── Record set ──

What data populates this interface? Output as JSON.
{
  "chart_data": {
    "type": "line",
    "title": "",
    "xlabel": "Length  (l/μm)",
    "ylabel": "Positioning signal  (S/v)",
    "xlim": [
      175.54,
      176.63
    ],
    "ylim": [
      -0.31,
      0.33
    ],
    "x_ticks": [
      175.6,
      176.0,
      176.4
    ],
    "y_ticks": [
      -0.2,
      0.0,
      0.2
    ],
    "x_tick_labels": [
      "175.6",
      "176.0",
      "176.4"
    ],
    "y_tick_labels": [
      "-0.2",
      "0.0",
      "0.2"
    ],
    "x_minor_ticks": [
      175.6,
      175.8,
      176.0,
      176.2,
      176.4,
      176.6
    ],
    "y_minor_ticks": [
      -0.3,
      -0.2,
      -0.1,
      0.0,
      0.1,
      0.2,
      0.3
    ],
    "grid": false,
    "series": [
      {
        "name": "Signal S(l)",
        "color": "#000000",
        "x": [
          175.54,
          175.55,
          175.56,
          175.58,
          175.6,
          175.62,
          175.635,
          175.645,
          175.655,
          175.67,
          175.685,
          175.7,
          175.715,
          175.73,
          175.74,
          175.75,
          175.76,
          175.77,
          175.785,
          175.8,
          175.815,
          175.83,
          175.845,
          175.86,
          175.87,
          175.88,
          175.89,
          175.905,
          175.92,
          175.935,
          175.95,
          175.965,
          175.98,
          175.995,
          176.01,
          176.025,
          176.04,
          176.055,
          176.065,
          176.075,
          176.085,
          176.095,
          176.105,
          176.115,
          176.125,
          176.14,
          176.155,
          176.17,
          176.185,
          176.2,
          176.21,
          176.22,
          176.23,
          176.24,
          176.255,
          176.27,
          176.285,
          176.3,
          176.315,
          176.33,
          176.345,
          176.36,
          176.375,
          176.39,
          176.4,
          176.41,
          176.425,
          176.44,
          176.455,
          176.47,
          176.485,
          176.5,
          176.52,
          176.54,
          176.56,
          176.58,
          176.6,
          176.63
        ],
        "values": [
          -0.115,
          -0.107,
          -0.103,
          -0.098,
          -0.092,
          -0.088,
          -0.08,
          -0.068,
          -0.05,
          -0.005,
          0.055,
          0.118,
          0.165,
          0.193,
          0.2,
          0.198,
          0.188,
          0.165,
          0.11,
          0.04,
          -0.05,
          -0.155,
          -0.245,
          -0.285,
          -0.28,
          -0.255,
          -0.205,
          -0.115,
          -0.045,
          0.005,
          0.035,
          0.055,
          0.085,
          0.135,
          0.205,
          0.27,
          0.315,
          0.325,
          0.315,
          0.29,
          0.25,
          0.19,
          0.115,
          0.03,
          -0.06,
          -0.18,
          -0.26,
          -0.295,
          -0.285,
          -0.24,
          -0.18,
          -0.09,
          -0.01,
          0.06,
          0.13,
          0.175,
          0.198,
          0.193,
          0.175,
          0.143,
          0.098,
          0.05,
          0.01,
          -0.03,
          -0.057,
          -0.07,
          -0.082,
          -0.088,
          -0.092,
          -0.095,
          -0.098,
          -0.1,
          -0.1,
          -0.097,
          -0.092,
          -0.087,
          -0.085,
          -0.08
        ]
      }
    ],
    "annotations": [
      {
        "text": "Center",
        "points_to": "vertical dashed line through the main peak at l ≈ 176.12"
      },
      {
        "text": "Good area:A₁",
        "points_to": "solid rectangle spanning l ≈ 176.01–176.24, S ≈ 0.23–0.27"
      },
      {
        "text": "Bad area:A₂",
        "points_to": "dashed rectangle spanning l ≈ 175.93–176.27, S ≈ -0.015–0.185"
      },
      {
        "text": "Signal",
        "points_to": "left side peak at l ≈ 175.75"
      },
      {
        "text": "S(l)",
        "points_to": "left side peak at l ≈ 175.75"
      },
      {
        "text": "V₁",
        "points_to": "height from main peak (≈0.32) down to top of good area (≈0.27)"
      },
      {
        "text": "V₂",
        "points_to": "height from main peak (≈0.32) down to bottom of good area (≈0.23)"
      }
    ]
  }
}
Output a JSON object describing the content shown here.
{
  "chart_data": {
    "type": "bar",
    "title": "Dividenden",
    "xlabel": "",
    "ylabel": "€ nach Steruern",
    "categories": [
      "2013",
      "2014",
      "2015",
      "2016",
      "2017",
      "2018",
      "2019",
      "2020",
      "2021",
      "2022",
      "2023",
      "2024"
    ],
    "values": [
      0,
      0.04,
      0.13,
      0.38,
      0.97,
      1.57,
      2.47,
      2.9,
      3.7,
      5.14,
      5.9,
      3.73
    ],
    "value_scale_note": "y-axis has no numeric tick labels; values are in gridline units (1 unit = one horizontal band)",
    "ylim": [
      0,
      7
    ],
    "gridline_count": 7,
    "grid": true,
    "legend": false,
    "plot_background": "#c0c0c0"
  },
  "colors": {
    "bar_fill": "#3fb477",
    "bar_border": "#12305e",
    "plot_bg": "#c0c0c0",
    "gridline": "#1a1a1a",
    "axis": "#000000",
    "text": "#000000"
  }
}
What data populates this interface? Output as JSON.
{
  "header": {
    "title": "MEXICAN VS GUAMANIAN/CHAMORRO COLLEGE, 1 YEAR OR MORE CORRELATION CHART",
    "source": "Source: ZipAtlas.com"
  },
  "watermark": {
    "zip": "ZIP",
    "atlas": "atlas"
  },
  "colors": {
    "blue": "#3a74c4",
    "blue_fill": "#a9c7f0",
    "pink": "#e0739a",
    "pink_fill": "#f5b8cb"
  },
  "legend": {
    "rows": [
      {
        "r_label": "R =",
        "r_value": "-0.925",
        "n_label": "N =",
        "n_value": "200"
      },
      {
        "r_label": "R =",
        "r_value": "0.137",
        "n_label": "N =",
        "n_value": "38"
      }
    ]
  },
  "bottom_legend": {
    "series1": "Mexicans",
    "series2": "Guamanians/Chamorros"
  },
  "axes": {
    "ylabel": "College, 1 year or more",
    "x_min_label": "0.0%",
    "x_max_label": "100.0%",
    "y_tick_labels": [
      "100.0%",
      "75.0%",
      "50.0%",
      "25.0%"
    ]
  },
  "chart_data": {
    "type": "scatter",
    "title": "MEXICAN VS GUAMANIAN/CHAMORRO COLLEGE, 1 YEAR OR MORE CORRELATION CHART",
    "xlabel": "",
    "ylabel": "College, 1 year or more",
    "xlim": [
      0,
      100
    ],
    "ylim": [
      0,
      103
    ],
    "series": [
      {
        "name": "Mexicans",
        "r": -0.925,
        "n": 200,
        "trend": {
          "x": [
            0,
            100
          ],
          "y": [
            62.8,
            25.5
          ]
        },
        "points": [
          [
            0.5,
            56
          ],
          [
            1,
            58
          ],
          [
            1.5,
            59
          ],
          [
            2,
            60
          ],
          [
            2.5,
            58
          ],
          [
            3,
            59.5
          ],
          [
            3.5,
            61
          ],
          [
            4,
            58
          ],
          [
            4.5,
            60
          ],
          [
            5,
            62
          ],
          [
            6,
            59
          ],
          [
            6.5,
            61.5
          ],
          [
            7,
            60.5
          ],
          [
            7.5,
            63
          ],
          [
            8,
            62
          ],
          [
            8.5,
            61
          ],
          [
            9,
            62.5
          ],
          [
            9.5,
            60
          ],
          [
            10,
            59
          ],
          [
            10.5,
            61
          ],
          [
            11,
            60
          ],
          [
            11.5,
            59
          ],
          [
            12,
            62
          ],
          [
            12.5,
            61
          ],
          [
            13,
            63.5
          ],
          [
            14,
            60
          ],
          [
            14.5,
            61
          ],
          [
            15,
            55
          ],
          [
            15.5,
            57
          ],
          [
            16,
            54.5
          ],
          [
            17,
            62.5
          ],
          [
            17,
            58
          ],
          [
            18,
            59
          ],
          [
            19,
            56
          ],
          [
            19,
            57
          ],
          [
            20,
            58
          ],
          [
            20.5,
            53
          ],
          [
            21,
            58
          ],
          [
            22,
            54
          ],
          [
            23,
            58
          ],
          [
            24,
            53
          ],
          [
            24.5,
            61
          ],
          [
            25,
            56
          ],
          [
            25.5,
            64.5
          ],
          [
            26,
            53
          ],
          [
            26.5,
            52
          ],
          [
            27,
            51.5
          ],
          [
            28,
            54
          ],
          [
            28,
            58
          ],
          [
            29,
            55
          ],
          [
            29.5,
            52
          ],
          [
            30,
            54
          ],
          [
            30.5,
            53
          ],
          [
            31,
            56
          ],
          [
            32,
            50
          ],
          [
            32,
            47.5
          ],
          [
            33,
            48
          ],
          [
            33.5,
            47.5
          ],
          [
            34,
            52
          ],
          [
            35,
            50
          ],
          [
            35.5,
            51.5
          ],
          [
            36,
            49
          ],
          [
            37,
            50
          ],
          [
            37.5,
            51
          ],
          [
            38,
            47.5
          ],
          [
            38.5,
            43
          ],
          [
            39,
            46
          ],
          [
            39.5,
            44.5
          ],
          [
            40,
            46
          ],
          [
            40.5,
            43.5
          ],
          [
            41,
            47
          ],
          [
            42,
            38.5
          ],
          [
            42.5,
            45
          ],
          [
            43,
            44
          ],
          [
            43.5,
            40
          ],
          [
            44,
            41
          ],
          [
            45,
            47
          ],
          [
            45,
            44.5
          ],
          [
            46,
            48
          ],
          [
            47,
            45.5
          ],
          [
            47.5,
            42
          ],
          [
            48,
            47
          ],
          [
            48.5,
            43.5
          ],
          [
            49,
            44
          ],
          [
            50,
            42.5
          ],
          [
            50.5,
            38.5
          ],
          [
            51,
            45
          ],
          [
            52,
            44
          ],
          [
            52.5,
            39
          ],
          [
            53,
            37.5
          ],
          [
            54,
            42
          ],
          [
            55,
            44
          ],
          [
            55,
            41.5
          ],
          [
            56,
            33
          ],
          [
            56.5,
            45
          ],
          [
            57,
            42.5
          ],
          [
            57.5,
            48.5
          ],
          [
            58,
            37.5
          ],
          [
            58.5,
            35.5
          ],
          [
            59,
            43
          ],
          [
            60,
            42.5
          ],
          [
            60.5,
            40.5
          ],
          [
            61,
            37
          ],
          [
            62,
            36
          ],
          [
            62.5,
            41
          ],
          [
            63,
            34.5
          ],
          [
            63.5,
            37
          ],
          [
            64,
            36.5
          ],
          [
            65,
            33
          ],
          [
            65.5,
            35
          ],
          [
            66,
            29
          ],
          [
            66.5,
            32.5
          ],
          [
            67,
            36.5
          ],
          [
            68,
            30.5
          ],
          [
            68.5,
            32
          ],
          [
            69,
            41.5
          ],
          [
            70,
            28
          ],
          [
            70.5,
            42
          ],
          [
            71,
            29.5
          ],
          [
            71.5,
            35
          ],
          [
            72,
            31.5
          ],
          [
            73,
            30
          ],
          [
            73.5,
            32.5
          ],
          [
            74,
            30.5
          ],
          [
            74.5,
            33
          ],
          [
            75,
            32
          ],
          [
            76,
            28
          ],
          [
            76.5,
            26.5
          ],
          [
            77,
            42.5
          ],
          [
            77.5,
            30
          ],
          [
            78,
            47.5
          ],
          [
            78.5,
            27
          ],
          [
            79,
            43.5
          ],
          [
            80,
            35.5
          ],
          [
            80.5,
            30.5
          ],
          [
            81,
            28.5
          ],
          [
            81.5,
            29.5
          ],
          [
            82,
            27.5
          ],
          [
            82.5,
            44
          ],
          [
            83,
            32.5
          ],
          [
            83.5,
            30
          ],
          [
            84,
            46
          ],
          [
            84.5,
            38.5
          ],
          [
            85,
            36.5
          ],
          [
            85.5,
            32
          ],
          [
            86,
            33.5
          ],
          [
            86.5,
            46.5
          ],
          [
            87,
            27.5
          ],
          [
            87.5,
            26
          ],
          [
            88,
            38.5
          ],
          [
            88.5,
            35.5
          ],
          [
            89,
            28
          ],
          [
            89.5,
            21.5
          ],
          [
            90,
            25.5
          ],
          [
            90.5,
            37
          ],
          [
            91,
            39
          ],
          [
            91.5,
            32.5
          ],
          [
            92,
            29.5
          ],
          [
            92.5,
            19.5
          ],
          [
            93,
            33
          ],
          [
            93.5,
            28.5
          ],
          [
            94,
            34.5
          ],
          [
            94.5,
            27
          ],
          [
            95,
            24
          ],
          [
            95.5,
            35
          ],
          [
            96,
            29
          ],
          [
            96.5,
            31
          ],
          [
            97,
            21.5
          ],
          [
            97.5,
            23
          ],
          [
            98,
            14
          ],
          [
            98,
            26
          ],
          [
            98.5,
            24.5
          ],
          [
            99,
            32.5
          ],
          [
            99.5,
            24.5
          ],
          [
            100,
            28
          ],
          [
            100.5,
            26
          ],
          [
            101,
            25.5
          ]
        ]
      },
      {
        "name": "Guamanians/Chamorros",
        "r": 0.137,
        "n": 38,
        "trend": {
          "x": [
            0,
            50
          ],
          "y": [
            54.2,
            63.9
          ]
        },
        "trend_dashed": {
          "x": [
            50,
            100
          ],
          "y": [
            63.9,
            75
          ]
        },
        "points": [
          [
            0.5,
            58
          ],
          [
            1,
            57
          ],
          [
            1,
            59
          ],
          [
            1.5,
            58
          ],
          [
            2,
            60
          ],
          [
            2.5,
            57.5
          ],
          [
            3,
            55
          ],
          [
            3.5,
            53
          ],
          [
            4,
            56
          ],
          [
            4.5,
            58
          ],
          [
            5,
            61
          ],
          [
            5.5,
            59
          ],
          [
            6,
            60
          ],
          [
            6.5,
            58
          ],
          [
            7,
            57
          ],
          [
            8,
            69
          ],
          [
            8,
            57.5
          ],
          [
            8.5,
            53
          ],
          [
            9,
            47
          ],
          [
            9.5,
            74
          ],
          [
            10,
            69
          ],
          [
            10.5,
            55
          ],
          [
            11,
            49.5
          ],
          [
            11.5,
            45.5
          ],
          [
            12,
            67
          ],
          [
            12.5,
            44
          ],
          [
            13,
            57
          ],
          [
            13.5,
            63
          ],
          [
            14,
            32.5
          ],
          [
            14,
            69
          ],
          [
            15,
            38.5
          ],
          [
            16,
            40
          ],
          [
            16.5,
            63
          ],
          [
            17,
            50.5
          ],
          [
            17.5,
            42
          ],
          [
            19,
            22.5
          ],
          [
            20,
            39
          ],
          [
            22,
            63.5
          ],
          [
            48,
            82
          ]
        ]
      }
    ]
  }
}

───

**What you should do:** Select every line in the records above that contains the word "from".

**Exercise result:**
        "points_to": "height from main peak (≈0.32) down to top of good area (≈0.27)"
        "points_to": "height from main peak (≈0.32) down to bottom of good area (≈0.23)"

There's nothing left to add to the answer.